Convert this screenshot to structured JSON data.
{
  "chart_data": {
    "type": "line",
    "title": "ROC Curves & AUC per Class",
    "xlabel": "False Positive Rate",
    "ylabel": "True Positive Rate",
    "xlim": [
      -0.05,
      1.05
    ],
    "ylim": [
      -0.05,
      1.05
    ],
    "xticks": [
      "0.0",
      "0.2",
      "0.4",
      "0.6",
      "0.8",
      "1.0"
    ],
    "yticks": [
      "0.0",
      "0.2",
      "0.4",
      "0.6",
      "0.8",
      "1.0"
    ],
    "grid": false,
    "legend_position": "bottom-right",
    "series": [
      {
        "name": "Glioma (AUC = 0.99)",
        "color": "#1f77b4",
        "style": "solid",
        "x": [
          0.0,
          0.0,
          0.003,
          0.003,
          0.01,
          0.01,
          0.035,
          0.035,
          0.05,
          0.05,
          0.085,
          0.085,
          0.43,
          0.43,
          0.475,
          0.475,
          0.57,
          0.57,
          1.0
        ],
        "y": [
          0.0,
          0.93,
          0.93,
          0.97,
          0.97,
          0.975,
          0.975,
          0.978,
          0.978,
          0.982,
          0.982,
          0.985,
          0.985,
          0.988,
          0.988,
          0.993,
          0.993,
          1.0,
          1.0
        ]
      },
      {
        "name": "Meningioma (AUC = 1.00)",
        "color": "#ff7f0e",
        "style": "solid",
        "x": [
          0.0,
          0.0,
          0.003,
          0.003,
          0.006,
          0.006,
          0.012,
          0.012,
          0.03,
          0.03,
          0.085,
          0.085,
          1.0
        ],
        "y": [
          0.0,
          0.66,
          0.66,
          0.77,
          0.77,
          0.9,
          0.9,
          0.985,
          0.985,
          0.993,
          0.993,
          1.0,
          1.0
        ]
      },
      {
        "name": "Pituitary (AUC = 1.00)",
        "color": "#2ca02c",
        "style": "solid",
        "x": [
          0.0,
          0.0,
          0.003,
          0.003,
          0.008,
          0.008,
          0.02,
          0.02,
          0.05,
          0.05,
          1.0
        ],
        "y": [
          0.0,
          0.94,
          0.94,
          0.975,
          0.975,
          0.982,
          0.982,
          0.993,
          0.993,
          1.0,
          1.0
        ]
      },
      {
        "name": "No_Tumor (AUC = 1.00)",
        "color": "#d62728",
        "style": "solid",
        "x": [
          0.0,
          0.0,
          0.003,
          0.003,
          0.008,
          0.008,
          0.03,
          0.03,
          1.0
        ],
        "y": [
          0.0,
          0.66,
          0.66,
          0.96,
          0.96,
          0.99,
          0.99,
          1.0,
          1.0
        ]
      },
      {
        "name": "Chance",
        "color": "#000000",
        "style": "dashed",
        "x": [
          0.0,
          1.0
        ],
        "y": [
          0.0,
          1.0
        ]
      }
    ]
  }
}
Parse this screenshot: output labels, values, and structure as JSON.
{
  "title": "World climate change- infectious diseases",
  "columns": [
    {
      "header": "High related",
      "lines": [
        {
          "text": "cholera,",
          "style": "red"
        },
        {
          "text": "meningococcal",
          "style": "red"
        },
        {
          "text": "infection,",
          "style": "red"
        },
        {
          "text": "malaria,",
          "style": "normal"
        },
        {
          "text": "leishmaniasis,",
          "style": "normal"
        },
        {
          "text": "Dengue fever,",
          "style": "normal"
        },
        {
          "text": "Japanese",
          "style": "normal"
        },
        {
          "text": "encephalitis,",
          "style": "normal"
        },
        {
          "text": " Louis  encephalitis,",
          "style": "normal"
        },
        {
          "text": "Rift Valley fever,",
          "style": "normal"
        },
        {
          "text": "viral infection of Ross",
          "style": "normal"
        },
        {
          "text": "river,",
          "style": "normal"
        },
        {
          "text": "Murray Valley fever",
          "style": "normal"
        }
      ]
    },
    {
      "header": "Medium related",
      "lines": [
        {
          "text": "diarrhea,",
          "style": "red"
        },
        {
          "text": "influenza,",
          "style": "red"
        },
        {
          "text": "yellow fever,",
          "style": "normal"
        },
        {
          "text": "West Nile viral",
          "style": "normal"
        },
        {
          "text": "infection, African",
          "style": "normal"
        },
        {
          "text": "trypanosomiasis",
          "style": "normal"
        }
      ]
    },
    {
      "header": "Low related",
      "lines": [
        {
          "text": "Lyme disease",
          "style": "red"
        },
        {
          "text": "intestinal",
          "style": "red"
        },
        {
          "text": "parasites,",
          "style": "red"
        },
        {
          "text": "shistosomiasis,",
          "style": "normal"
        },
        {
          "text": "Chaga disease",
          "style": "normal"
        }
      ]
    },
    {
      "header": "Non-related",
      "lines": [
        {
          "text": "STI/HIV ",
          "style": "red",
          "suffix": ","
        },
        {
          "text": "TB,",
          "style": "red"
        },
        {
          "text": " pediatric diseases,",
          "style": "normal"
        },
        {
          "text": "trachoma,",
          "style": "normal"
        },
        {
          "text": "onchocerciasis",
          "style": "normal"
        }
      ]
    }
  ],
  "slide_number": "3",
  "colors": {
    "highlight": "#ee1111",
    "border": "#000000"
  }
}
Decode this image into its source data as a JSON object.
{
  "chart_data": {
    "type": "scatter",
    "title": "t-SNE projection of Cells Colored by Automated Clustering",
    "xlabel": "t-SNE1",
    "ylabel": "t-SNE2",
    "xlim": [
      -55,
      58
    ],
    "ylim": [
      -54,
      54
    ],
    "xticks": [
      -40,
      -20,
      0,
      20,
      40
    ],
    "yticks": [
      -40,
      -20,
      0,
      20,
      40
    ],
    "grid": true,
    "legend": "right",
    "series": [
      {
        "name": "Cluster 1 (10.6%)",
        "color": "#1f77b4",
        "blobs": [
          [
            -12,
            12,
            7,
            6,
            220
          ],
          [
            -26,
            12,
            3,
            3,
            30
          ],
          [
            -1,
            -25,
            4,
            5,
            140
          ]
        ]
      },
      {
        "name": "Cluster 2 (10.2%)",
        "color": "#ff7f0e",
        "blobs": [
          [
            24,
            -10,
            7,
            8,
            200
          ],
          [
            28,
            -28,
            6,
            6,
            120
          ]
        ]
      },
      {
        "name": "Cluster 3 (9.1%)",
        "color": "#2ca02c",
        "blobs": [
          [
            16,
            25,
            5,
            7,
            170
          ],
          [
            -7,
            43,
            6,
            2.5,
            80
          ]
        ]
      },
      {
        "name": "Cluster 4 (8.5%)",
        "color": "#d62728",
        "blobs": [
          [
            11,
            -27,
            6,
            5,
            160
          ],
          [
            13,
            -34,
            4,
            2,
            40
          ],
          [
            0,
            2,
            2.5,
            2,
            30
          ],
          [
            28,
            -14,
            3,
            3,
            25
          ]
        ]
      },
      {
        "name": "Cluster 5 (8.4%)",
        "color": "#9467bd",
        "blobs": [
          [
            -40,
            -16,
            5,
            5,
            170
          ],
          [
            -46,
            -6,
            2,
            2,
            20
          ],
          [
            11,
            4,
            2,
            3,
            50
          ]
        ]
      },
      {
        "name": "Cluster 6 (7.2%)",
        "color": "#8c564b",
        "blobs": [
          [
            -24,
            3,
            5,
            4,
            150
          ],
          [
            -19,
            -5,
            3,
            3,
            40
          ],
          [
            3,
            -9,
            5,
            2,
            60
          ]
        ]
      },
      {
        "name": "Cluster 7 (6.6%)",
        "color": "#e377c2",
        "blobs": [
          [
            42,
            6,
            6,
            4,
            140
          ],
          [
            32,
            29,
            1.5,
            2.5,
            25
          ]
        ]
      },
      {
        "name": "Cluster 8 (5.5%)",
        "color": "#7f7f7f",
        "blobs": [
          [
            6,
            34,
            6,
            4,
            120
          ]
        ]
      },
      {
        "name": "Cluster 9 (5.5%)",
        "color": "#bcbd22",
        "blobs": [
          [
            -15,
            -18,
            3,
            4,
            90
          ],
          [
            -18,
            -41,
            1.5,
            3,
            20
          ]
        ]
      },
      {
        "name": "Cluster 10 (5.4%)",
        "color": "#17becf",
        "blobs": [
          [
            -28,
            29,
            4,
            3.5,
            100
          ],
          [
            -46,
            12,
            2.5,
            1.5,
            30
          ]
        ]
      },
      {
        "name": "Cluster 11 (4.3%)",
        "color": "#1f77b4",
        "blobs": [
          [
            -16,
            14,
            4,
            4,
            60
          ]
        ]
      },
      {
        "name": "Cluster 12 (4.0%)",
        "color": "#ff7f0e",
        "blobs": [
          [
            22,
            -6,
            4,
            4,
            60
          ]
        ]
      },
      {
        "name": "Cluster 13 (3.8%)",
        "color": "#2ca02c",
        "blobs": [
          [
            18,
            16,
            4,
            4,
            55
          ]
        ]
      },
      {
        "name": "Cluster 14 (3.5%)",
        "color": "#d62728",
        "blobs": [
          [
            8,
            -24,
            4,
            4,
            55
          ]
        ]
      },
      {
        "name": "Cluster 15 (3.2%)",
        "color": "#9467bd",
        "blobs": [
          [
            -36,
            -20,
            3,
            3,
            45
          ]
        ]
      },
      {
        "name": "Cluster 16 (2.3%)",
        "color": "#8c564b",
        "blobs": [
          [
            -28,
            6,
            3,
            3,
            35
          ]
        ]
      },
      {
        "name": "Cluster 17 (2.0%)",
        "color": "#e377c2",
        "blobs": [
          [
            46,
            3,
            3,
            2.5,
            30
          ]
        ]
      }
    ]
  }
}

----

EXERCISE PROMPT = For this exercise, return every line from the data that holds the string "Rate".

EXERCISE OUTPUT =
    "xlabel": "False Positive Rate",
    "ylabel": "True Positive Rate",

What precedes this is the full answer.